:: WORK REQUIRED ::
Select the lines below containing the word "DAVIDTESTINGMACHINE".

******

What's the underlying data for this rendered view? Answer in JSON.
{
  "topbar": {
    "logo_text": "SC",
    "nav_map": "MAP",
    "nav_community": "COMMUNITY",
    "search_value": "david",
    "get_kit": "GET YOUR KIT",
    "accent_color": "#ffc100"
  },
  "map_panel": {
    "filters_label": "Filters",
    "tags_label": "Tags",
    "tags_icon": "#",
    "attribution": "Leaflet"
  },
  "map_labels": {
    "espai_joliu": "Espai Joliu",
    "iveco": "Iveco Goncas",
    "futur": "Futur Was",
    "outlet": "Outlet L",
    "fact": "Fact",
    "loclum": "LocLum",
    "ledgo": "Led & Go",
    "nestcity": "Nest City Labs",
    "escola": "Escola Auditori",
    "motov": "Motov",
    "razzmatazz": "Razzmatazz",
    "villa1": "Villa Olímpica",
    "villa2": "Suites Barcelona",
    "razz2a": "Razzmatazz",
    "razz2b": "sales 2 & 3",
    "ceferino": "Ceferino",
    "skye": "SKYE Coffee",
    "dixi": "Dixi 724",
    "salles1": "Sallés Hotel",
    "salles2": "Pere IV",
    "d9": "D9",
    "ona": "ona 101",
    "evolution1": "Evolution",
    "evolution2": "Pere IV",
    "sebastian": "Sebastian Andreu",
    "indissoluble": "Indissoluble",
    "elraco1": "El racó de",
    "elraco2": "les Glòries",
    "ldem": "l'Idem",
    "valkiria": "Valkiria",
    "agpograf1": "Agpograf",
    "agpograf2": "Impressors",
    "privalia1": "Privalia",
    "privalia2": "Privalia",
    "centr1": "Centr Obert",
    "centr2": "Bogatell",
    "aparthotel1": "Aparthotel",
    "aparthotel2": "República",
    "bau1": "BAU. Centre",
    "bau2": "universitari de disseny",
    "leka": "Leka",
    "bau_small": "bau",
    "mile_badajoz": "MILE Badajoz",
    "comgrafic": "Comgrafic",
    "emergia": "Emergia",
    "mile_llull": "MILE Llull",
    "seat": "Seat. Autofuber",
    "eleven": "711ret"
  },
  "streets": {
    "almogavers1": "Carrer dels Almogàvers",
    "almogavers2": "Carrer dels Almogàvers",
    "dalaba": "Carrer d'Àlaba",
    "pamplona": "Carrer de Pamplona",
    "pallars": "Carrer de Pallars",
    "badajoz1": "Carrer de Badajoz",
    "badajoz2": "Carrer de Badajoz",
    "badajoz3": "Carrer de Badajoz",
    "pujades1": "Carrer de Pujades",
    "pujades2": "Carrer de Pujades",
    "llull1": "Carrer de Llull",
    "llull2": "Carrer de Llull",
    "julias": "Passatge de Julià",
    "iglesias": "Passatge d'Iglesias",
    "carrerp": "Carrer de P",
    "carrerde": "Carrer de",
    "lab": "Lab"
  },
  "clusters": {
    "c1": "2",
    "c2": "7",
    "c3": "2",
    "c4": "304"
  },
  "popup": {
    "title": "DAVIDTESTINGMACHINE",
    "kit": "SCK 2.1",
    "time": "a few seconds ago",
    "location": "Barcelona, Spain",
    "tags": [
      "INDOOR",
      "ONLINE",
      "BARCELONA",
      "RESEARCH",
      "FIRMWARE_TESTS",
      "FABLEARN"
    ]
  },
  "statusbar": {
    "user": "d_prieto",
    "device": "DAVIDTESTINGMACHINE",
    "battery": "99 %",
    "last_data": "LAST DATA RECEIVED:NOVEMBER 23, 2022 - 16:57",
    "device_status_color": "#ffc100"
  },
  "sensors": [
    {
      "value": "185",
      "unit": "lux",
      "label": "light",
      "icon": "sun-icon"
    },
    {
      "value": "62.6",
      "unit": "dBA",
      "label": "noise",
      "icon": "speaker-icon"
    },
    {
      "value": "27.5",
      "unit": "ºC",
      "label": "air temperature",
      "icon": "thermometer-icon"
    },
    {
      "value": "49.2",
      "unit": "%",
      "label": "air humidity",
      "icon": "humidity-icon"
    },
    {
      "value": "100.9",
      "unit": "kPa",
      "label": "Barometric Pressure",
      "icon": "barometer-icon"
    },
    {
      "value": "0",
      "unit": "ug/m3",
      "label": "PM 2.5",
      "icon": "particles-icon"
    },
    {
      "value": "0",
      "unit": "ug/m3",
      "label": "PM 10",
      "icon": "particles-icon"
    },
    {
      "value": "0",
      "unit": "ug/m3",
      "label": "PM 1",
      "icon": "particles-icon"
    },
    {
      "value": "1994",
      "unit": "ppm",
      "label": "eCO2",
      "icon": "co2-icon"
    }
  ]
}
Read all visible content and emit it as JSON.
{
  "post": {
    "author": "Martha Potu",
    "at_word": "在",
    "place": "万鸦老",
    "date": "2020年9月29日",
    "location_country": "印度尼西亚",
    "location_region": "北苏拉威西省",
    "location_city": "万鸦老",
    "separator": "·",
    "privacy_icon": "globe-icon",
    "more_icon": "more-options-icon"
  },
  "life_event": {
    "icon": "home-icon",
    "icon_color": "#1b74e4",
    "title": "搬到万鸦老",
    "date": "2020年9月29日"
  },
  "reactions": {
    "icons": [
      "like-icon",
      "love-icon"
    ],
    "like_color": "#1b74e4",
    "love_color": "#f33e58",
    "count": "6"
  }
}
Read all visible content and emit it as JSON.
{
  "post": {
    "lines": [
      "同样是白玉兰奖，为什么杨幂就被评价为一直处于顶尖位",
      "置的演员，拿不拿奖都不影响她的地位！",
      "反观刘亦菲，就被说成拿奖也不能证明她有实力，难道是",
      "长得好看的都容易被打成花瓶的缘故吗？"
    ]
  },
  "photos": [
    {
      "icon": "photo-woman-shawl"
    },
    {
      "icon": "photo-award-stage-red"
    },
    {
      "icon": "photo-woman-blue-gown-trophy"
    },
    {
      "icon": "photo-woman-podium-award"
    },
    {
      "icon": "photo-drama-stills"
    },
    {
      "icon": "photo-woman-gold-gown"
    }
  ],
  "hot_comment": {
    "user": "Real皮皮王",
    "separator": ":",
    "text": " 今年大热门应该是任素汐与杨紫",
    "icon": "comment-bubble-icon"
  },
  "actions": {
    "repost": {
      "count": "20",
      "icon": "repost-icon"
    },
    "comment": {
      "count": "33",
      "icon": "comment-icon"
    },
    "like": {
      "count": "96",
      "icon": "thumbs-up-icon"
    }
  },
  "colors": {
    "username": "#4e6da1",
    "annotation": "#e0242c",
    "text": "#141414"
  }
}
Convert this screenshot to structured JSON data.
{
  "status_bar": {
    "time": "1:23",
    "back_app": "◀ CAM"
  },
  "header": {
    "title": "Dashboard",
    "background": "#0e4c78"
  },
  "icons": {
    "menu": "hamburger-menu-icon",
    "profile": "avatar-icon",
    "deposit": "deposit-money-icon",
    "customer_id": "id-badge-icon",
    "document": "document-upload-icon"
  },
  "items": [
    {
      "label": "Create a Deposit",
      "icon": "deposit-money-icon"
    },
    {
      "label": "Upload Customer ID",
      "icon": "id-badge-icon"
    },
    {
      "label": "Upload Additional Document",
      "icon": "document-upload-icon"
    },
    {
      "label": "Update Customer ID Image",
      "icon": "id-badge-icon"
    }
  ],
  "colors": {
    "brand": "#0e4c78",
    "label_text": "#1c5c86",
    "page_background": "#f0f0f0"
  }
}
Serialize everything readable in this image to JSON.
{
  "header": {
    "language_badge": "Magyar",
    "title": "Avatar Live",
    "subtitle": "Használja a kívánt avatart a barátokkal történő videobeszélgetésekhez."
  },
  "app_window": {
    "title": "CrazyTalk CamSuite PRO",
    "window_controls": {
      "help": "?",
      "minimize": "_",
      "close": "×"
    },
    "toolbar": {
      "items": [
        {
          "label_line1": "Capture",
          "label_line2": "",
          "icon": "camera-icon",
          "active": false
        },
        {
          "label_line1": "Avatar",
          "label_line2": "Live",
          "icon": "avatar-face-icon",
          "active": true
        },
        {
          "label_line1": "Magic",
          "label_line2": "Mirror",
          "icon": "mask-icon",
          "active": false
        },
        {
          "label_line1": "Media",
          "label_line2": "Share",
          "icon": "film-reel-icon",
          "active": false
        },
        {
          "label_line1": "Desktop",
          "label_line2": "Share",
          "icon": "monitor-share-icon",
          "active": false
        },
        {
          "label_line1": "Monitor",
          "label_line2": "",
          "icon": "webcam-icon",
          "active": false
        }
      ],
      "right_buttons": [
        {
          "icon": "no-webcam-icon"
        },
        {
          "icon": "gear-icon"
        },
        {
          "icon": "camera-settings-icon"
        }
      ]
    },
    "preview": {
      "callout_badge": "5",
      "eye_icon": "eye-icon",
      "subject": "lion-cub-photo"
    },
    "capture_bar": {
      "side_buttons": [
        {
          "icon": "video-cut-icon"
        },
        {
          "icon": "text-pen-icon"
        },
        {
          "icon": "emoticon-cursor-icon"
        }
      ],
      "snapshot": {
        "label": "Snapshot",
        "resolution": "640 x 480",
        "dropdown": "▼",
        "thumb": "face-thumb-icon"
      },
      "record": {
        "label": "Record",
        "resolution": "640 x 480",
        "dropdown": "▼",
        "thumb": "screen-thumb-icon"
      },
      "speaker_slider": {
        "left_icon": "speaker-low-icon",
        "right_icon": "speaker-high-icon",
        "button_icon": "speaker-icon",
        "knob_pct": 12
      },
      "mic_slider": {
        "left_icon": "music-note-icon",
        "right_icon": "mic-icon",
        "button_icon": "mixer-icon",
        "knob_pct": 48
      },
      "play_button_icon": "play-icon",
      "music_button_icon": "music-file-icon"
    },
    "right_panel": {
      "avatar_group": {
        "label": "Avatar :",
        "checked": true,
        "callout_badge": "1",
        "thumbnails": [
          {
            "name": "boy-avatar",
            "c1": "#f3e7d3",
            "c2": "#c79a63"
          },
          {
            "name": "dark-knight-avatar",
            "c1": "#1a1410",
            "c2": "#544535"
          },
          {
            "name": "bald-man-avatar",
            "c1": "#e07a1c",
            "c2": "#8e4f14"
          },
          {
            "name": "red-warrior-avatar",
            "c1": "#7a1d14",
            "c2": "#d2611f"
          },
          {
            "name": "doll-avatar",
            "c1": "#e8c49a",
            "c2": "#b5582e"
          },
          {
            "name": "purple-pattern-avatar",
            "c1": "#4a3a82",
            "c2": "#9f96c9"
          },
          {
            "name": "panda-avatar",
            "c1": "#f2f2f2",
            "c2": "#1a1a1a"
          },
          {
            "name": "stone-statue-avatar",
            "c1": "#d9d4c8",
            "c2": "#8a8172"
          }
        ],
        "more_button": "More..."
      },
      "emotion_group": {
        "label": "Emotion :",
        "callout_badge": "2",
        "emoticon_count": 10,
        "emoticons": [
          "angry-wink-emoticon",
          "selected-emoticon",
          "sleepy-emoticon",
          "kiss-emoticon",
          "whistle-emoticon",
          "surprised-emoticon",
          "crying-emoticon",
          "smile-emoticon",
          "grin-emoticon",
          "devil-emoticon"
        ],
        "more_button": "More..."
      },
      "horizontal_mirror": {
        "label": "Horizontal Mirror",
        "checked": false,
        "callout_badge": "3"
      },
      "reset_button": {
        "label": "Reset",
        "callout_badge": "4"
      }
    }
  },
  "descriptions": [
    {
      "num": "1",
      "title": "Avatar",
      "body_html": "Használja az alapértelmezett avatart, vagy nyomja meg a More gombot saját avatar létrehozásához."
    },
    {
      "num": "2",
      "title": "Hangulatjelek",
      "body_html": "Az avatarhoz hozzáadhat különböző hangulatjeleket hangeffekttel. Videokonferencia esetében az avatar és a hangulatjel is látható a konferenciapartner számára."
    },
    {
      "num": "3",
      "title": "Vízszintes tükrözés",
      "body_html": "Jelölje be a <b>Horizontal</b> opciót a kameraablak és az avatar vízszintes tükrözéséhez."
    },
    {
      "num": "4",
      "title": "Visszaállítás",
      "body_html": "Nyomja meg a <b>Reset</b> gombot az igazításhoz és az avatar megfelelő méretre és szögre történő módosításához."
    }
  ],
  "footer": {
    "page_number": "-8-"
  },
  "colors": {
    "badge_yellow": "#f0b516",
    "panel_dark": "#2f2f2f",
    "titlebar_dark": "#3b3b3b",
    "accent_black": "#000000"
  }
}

******

:: FINISHED TASK ::
    "title": "DAVIDTESTINGMACHINE",
    "device": "DAVIDTESTINGMACHINE",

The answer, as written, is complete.